» **Goal of the exercise**
Read the records below. Copy each line where the string "label" occurs.

» **Supplied data**
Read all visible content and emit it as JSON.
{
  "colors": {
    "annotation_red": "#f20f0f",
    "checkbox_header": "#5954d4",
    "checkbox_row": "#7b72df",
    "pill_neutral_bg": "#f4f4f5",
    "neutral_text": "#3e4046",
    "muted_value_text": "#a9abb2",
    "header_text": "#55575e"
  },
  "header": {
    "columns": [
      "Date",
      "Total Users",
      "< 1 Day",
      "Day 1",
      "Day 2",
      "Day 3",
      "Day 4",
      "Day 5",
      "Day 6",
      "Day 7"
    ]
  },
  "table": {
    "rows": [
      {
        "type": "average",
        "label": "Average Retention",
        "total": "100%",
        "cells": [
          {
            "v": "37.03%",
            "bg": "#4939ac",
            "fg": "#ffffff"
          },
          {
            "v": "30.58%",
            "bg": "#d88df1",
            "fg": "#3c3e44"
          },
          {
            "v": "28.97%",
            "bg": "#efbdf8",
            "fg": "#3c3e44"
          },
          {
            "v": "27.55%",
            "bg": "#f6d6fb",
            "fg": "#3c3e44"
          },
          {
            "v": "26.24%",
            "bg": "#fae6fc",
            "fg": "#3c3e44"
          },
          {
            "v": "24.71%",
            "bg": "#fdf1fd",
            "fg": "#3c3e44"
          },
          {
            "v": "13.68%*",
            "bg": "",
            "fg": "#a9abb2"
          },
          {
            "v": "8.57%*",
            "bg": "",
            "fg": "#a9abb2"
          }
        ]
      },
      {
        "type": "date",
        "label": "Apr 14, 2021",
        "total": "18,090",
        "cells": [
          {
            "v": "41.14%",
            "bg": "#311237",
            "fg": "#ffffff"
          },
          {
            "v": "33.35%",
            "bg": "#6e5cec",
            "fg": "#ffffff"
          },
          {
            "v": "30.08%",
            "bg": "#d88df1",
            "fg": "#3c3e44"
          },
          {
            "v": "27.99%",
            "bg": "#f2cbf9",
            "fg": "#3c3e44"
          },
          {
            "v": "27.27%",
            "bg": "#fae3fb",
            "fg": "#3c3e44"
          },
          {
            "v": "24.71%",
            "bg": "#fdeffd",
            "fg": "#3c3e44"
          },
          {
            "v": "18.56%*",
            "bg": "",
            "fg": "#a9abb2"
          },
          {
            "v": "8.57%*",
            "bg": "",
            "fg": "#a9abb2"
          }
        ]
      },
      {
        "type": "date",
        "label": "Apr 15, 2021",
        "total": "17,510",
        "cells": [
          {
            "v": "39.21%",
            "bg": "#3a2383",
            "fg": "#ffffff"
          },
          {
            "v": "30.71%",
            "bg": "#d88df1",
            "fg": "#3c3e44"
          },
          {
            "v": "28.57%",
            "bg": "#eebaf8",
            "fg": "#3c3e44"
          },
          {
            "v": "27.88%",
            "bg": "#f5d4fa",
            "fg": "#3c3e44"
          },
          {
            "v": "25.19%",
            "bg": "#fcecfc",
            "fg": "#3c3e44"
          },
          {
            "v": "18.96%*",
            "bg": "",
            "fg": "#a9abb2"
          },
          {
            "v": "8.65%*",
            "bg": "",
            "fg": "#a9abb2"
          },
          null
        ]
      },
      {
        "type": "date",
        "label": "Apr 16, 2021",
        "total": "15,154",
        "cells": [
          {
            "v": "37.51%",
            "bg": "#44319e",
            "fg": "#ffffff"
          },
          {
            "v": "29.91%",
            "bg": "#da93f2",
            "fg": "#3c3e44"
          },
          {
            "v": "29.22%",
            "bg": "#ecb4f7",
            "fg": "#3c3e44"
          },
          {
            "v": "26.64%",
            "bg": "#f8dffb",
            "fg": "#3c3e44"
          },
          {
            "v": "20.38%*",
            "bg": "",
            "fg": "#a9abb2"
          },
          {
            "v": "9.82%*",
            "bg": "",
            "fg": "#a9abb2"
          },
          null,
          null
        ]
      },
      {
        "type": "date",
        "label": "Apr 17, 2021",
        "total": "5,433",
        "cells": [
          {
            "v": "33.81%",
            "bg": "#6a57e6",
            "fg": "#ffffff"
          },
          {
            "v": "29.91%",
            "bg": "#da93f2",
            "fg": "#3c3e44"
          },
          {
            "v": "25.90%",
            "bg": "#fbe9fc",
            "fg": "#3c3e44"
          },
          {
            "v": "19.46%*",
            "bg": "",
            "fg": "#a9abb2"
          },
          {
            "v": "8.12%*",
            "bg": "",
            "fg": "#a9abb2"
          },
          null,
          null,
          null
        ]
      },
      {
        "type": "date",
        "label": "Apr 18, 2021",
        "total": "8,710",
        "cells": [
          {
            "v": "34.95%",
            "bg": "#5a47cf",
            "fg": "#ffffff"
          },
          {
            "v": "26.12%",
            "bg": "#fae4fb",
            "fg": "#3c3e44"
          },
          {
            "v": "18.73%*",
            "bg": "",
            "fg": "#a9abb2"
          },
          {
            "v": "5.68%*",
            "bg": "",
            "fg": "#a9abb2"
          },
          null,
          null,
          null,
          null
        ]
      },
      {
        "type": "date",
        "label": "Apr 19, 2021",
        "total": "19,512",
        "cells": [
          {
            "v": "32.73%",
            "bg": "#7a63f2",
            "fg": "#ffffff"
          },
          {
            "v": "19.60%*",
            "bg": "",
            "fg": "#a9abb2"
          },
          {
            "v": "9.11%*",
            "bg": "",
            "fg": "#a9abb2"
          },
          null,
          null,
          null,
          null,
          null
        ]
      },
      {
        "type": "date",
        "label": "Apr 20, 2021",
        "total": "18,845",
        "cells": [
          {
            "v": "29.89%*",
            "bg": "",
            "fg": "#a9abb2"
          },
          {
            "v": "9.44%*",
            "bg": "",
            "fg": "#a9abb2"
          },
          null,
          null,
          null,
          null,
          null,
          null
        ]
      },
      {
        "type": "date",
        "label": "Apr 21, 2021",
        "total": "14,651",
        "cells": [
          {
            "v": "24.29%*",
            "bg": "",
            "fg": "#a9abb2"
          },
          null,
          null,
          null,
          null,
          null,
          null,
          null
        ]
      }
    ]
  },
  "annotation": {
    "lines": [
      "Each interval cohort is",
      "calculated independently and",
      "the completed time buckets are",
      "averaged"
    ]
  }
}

» **Exercise response**
        "label": "Average Retention",
        "label": "Apr 14, 2021",
        "label": "Apr 15, 2021",
        "label": "Apr 16, 2021",
        "label": "Apr 17, 2021",
        "label": "Apr 18, 2021",
        "label": "Apr 19, 2021",
        "label": "Apr 20, 2021",
        "label": "Apr 21, 2021",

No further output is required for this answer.